WHAT IS REQUIRED: What value does the code below pass to torch.manual_seed?

EXTRACT:
▼

In [None]:
"""
Contains functions for embeding train set, training and testing a PyTorch model.
"""

import os
import torch
import numpy as np
import h5py
import pandas as pd
from torch_geometric.data import Data, DataLoader as PyGDataLoader
from tqdm import tqdm
from rdkit import Chem
import duckdb
from multiprocessing import Pool
from sklearn.model_selection import train_test_split
import argparse
from pathlib import Path
import model_builder, engine  # Assuming these are your custom modules

# Set up hyperparameters and system configuration
PACK_NODE_DIM = 9
PACK_EDGE_DIM = 1
NODE_DIM = PACK_NODE_DIM * 8
EDGE_DIM = PACK_EDGE_DIM * 8
device = torch.device("cuda" if torch.cuda.is_available() else "cpu")
NUM_WORKERS = 4
DEFAULT_BATCH_SIZE = 128
torch.manual_seed(42)


# Download data from a specified path
def download_data(path):
    con = duckdb.connect()
    sql_query = "(SELECT * FROM read_csv('{}') WHERE binds = 0 ORDER BY random() LIMIT 15000000) UNION ALL (SELECT * FROM read_csv('{}') WHERE binds = 1 ORDER BY random())".format(path, path)
    df_list = []  # Liste pour stocker les blocs de DataFrame
    try:
        result = con.execute(sql_query)
        while True:
            df_chunk = result.fetch_df_chunk(1000)  # recup les donnees par chunks de 10 000
            if df_chunk.empty:
                break
            df_list.append(df_chunk)  # Ajoute chaque bloc à la liste
        df = pd.concat(df_list, ignore_index=True)  # Concatene tous les blocs en un seul DataFrame
    except Exception as e:
        print("An error occurred: " + str(e))
        raise
    finally:
        con.close()

▲

INFORMATION SHOWN:
▼

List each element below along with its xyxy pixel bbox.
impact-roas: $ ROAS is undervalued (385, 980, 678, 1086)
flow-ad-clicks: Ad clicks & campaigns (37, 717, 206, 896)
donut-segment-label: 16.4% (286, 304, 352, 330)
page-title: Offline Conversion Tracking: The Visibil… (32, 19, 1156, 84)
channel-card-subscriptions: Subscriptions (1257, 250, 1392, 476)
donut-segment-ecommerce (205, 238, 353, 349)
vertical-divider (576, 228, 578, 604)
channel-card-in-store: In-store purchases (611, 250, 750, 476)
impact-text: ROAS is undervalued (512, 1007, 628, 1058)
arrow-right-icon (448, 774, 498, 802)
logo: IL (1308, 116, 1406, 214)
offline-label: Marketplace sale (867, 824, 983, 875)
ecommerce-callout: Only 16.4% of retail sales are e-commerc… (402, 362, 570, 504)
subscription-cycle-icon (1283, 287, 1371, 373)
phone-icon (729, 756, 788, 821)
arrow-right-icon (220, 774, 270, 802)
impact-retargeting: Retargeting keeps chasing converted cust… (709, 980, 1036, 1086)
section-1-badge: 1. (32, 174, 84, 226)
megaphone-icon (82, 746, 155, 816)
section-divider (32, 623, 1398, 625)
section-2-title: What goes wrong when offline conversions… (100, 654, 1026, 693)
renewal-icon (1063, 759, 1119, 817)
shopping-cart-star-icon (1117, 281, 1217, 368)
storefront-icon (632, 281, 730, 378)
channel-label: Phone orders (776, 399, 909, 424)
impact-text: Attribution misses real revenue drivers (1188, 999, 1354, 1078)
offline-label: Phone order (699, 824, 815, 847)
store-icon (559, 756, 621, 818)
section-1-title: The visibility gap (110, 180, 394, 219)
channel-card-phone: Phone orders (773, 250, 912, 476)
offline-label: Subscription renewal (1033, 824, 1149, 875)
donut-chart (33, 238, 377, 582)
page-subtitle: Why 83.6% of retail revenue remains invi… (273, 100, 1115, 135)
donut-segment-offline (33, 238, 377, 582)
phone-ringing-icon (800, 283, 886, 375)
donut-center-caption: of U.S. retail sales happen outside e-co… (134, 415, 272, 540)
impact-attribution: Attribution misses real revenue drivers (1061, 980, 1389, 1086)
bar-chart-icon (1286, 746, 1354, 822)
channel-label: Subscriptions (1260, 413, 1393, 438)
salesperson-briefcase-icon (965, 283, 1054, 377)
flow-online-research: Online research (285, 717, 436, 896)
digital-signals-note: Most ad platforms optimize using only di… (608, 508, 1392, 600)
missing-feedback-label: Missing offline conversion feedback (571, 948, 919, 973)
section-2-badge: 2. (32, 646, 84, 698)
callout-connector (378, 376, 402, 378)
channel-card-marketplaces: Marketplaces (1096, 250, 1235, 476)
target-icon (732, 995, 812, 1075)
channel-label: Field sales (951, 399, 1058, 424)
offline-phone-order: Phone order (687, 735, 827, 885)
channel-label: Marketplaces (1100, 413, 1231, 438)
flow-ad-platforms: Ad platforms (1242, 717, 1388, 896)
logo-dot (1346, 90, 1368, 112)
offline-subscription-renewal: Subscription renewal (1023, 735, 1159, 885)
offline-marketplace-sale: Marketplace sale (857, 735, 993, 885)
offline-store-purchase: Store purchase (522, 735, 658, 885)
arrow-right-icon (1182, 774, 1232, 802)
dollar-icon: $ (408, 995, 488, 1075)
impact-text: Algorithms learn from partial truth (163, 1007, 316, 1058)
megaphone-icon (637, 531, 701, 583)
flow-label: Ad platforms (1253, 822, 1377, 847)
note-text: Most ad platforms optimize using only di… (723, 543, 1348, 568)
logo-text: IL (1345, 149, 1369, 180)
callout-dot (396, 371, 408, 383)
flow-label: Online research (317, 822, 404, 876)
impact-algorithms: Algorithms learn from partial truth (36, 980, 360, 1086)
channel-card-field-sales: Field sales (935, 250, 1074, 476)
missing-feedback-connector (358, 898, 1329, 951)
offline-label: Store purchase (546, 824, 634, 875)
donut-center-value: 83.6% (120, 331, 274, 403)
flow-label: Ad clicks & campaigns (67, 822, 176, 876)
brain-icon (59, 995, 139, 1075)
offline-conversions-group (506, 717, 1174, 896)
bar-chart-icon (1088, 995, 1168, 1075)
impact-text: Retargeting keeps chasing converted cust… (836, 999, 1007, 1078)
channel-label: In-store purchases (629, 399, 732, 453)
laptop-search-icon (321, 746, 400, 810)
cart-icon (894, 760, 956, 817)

▲

SOLUTION: 42